■ THE TASK ■
Pick out the lines containing "indd".

■ SOURCE MATERIAL ■
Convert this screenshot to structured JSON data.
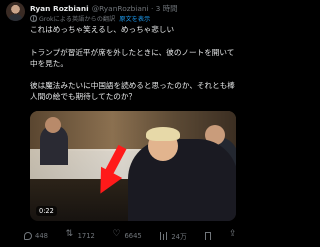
{
  "author": {
    "name": "Ryan Rozbiani",
    "handle": "@RyanRozbiani · 3 時間"
  },
  "translation": {
    "note": "Grokによる英語からの翻訳",
    "original_link": "原文を表示"
  },
  "tweet": {
    "line1": "これはめっちゃ笑えるし、めっちゃ悲しい",
    "line2": "トランプが習近平が席を外したときに、彼のノートを開いて中を見た。",
    "line3": "彼は魔法みたいに中国語を読めると思ったのか、それとも棒人間の絵でも期待してたのか？"
  },
  "media": {
    "duration": "0:22"
  },
  "actions": {
    "replies": "448",
    "reposts": "1712",
    "likes": "6645",
    "views": "24万"
  }
}
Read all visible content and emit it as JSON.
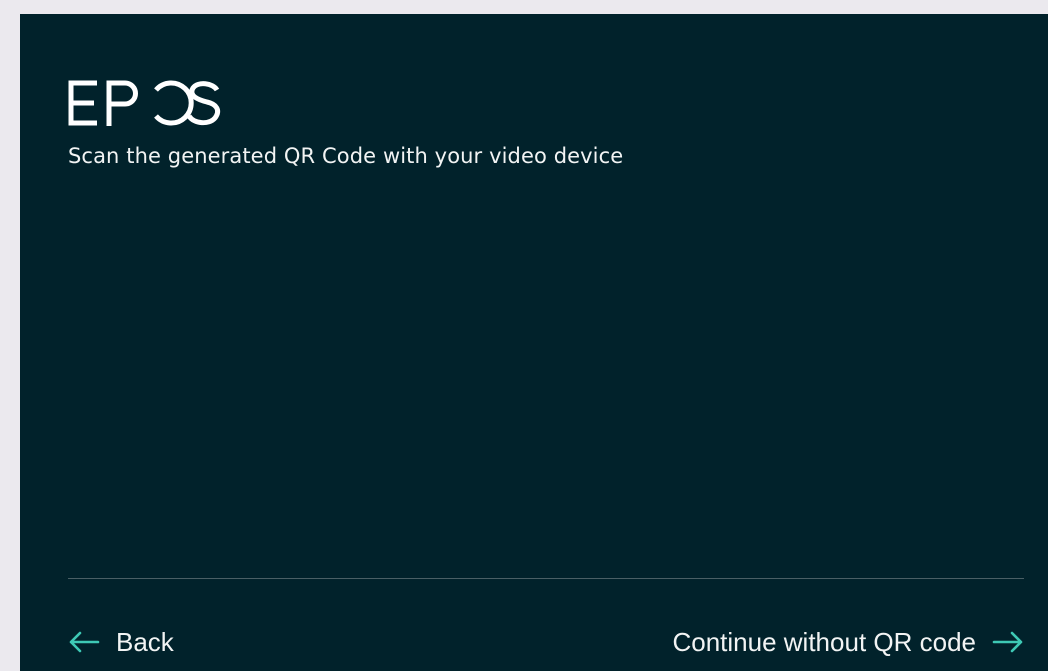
{
  "brand": {
    "logo_text": "EPOS",
    "accent_color": "#3ec9b5",
    "background_color": "#01222b"
  },
  "main": {
    "instruction": "Scan the generated QR Code with your video device"
  },
  "footer": {
    "back_label": "Back",
    "back_icon": "arrow-left-icon",
    "continue_label": "Continue without QR code",
    "continue_icon": "arrow-right-icon"
  }
}
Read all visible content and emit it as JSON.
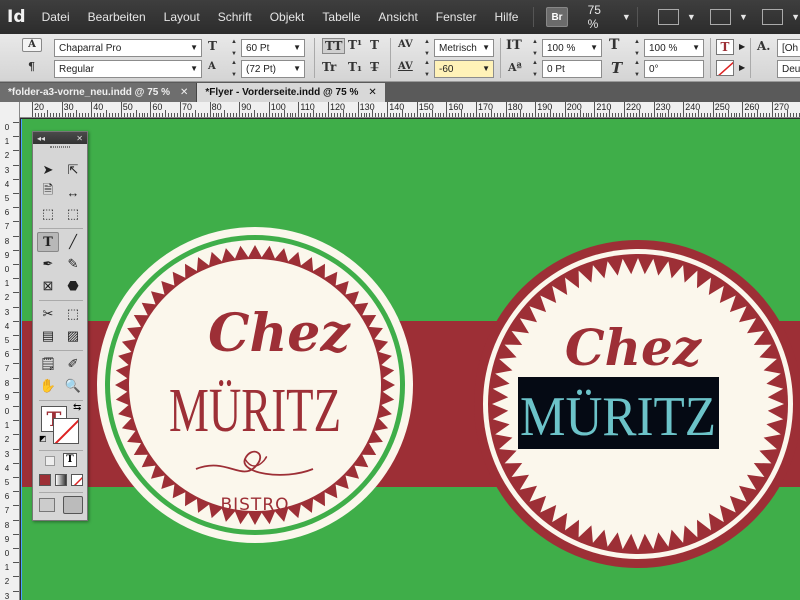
{
  "app": {
    "logo": "Id"
  },
  "menu": {
    "items": [
      "Datei",
      "Bearbeiten",
      "Layout",
      "Schrift",
      "Objekt",
      "Tabelle",
      "Ansicht",
      "Fenster",
      "Hilfe"
    ],
    "bridge_label": "Br",
    "zoom": "75 %"
  },
  "control": {
    "font_family": "Chaparral Pro",
    "font_style": "Regular",
    "font_size": "60 Pt",
    "leading": "(72 Pt)",
    "kerning": "Metrisch",
    "tracking": "-60",
    "vertical_scale": "100 %",
    "horizontal_scale": "100 %",
    "baseline_shift": "0 Pt",
    "skew": "0°",
    "char_style": "[Oh",
    "language": "Deu"
  },
  "tabs": [
    {
      "label": "*folder-a3-vorne_neu.indd @ 75 %",
      "active": false
    },
    {
      "label": "*Flyer - Vorderseite.indd @ 75 %",
      "active": true
    }
  ],
  "ruler": {
    "h_labels": [
      "20",
      "30",
      "40",
      "50",
      "60",
      "70",
      "80",
      "90",
      "100",
      "110",
      "120",
      "130",
      "140",
      "150",
      "160",
      "170",
      "180",
      "190",
      "200",
      "210",
      "220",
      "230",
      "240",
      "250",
      "260",
      "270"
    ],
    "v_labels": [
      "0",
      "1",
      "2",
      "3",
      "4",
      "5",
      "6",
      "7",
      "8",
      "9",
      "10",
      "11",
      "12",
      "13",
      "14",
      "15",
      "16",
      "17",
      "18",
      "19",
      "20",
      "21",
      "22",
      "23",
      "24",
      "25",
      "26",
      "27",
      "28",
      "29",
      "30",
      "31",
      "32",
      "33",
      "34"
    ]
  },
  "artwork": {
    "left_badge": {
      "top": "Chez",
      "name": "MÜRITZ",
      "sub": "BISTRO"
    },
    "right_badge": {
      "top": "Chez",
      "name": "MÜRITZ"
    },
    "colors": {
      "green": "#3fae49",
      "red": "#9d2f36",
      "cream": "#fbf7ec",
      "teal": "#6cc3c9",
      "black": "#050a14"
    }
  }
}
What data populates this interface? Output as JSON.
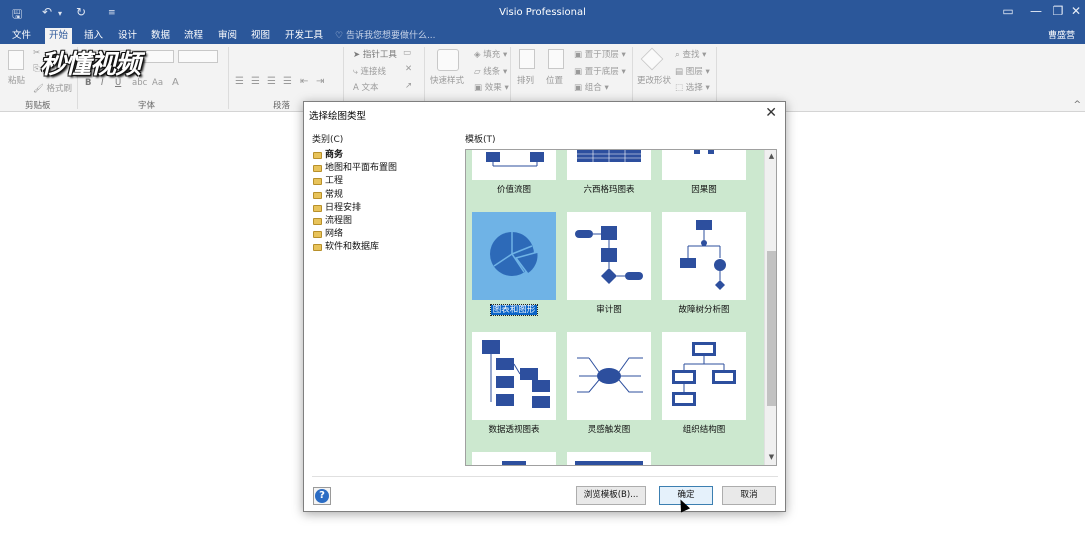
{
  "app": {
    "title": "Visio Professional",
    "qat_icons": [
      "save-icon",
      "undo-icon",
      "redo-icon",
      "customize-icon"
    ]
  },
  "menu": {
    "tabs": [
      "文件",
      "开始",
      "插入",
      "设计",
      "数据",
      "流程",
      "审阅",
      "视图",
      "开发工具"
    ],
    "active_tab": "开始",
    "tell_me": "告诉我您想要做什么...",
    "user": "曹盛营"
  },
  "ribbon": {
    "clipboard": {
      "paste": "粘贴",
      "format_painter": "格式刷",
      "label": "剪贴板"
    },
    "font": {
      "bold": "B",
      "italic": "I",
      "underline": "U",
      "label": "字体"
    },
    "paragraph": {
      "label": "段落"
    },
    "tools": {
      "pointer": "指针工具",
      "connector": "连接线",
      "text": "文本"
    },
    "shape_styles": {
      "quick_styles": "快速样式",
      "fill": "填充",
      "line": "线条",
      "effects": "效果"
    },
    "arrange": {
      "align": "排列",
      "position": "位置",
      "bring_front": "置于顶层",
      "send_back": "置于底层",
      "group": "组合"
    },
    "editing": {
      "change_shape": "更改形状",
      "find": "查找",
      "layers": "图层",
      "select": "选择"
    }
  },
  "watermark": "秒懂视频",
  "dialog": {
    "title": "选择绘图类型",
    "category_label": "类别(C)",
    "template_label": "模板(T)",
    "categories": [
      "商务",
      "地图和平面布置图",
      "工程",
      "常规",
      "日程安排",
      "流程图",
      "网络",
      "软件和数据库"
    ],
    "selected_category": "商务",
    "templates": [
      "价值流图",
      "六西格玛图表",
      "因果图",
      "图表和图形",
      "审计图",
      "故障树分析图",
      "数据透视图表",
      "灵感触发图",
      "组织结构图"
    ],
    "selected_template": "图表和图形",
    "buttons": {
      "browse": "浏览模板(B)...",
      "ok": "确定",
      "cancel": "取消"
    },
    "help": "?"
  },
  "colors": {
    "titlebar": "#2b579a",
    "gallery_bg": "#cce8cf",
    "selection": "#0a64c8",
    "shape_blue": "#2d4f9e"
  }
}
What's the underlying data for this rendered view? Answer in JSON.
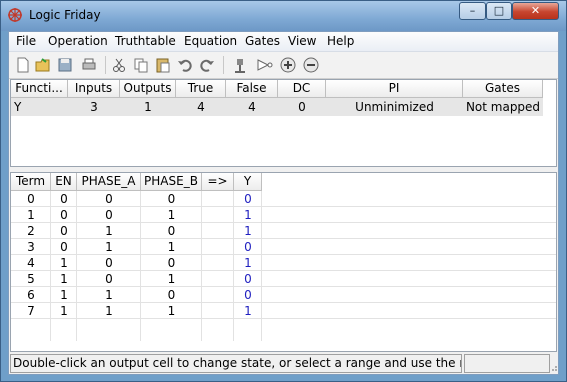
{
  "window": {
    "title": "Logic Friday",
    "minimize": "–",
    "maximize": "□",
    "close": "✕"
  },
  "menu": [
    "File",
    "Operation",
    "Truthtable",
    "Equation",
    "Gates",
    "View",
    "Help"
  ],
  "toolbar_icons": [
    "new-file-icon",
    "open-folder-icon",
    "save-icon",
    "print-icon",
    "cut-icon",
    "copy-icon",
    "paste-icon",
    "undo-icon",
    "redo-icon",
    "gate-icon",
    "buffer-icon",
    "zoom-in-icon",
    "zoom-out-icon"
  ],
  "functions": {
    "headers": [
      "Functi...",
      "Inputs",
      "Outputs",
      "True",
      "False",
      "DC",
      "PI",
      "Gates"
    ],
    "rows": [
      [
        "Y",
        "3",
        "1",
        "4",
        "4",
        "0",
        "Unminimized",
        "Not mapped"
      ]
    ]
  },
  "truthtable": {
    "headers": [
      "Term",
      "EN",
      "PHASE_A",
      "PHASE_B",
      "=>",
      "Y"
    ],
    "rows": [
      [
        "0",
        "0",
        "0",
        "0",
        "",
        "0"
      ],
      [
        "1",
        "0",
        "0",
        "1",
        "",
        "1"
      ],
      [
        "2",
        "0",
        "1",
        "0",
        "",
        "1"
      ],
      [
        "3",
        "0",
        "1",
        "1",
        "",
        "0"
      ],
      [
        "4",
        "1",
        "0",
        "0",
        "",
        "1"
      ],
      [
        "5",
        "1",
        "0",
        "1",
        "",
        "0"
      ],
      [
        "6",
        "1",
        "1",
        "0",
        "",
        "0"
      ],
      [
        "7",
        "1",
        "1",
        "1",
        "",
        "1"
      ]
    ]
  },
  "status": {
    "message": "Double-click an output cell to change state, or select a range and use the menu. Press"
  },
  "colors": {
    "output_value": "#1f1fbf",
    "selected_row": "#e6e6e6"
  }
}
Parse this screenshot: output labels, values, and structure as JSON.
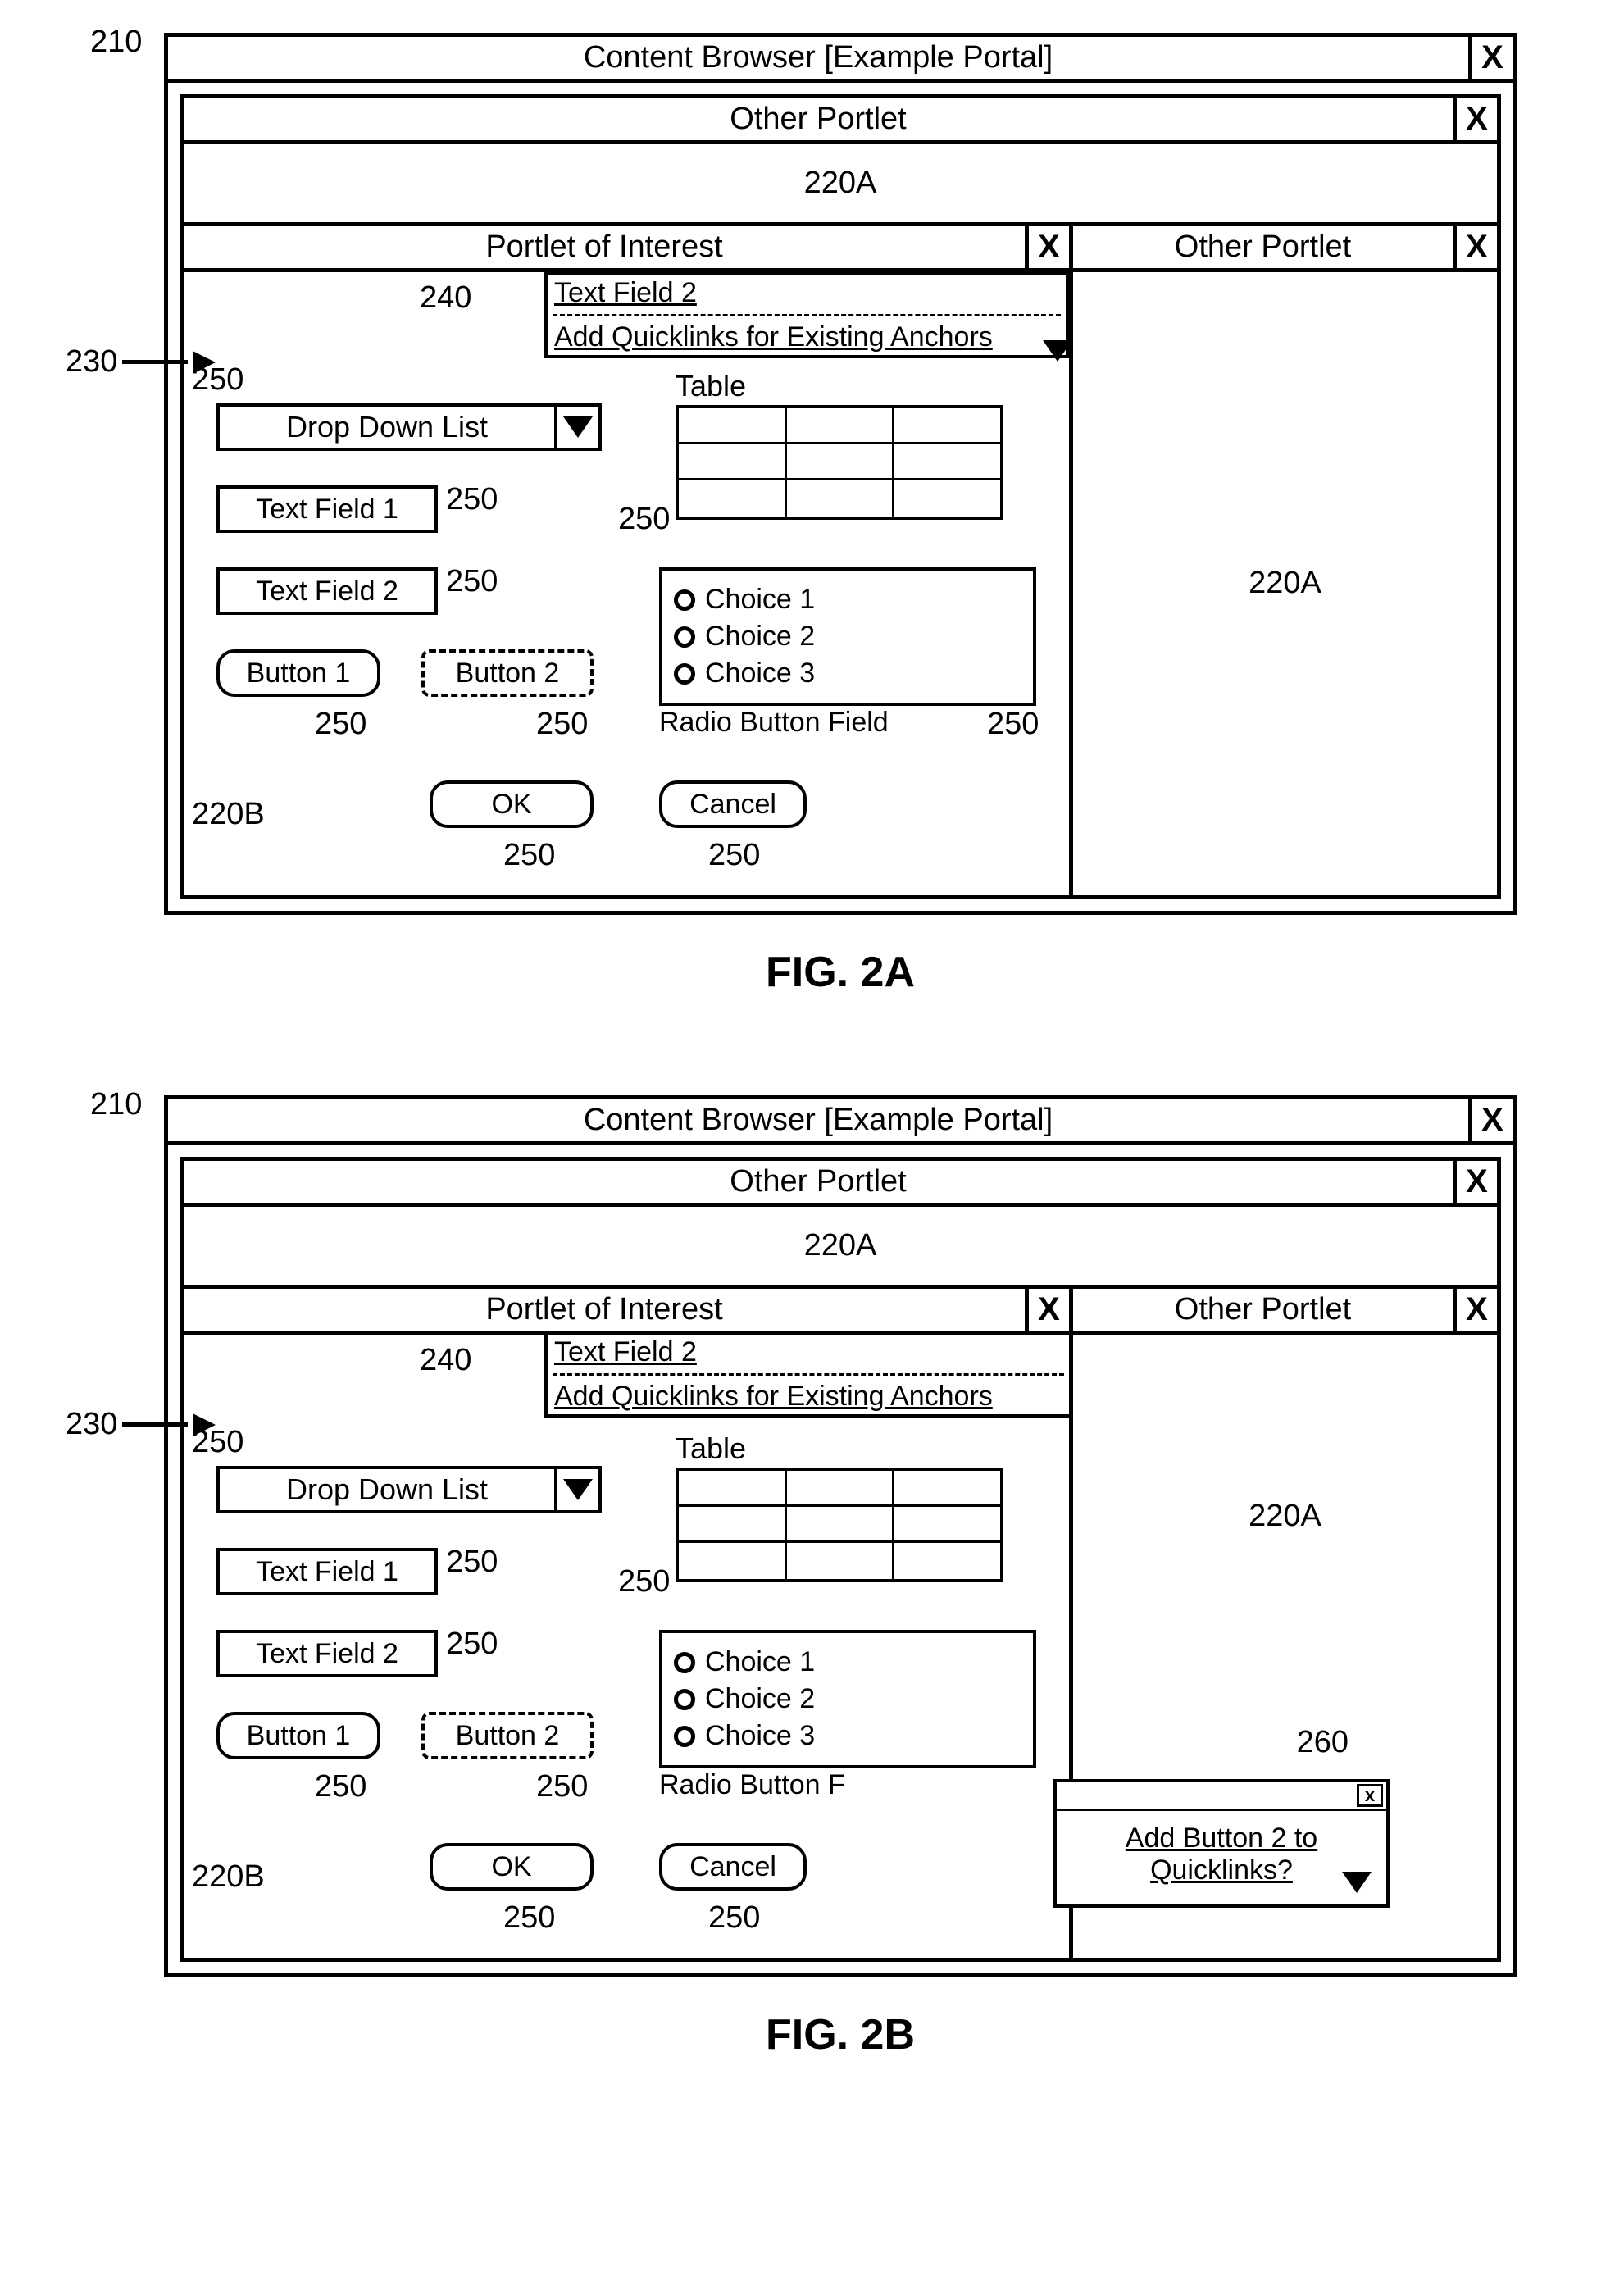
{
  "figA": {
    "ref210": "210",
    "browser_title": "Content Browser [Example Portal]",
    "close_x": "X",
    "portlet_top_title": "Other Portlet",
    "portlet_top_body": "220A",
    "poi_title": "Portlet of Interest",
    "side_title": "Other Portlet",
    "side_body": "220A",
    "ref230": "230",
    "ref240": "240",
    "popup_opt1": "Text Field 2",
    "popup_opt2": "Add Quicklinks for Existing Anchors",
    "ddl_ref": "250",
    "ddl_text": "Drop Down List",
    "tf1": "Text Field 1",
    "tf2": "Text Field 2",
    "b1": "Button 1",
    "b2": "Button 2",
    "table_lbl": "Table",
    "rad1": "Choice 1",
    "rad2": "Choice 2",
    "rad3": "Choice 3",
    "rad_lbl": "Radio Button Field",
    "ok": "OK",
    "cancel": "Cancel",
    "ref220B": "220B",
    "ref250": "250",
    "fig_label": "FIG. 2A"
  },
  "figB": {
    "ref210": "210",
    "browser_title": "Content Browser [Example Portal]",
    "close_x": "X",
    "portlet_top_title": "Other Portlet",
    "portlet_top_body": "220A",
    "poi_title": "Portlet of Interest",
    "side_title": "Other Portlet",
    "side_body": "220A",
    "ref230": "230",
    "ref240": "240",
    "popup_opt1": "Text Field 2",
    "popup_opt2": "Add Quicklinks for Existing Anchors",
    "ddl_ref": "250",
    "ddl_text": "Drop Down List",
    "tf1": "Text Field 1",
    "tf2": "Text Field 2",
    "b1": "Button 1",
    "b2": "Button 2",
    "table_lbl": "Table",
    "rad1": "Choice 1",
    "rad2": "Choice 2",
    "rad3": "Choice 3",
    "rad_lbl_trunc": "Radio Button F",
    "ok": "OK",
    "cancel": "Cancel",
    "ref220B": "220B",
    "ref250": "250",
    "ref260": "260",
    "popup260_text": "Add Button 2 to Quicklinks?",
    "popup260_x": "x",
    "fig_label": "FIG. 2B"
  }
}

■ WRITTEN ANSWER ■
      "label": "*folder-a3-vorne_neu.indd @ 75 %",
      "label": "*Flyer - Vorderseite.indd @ 75 %",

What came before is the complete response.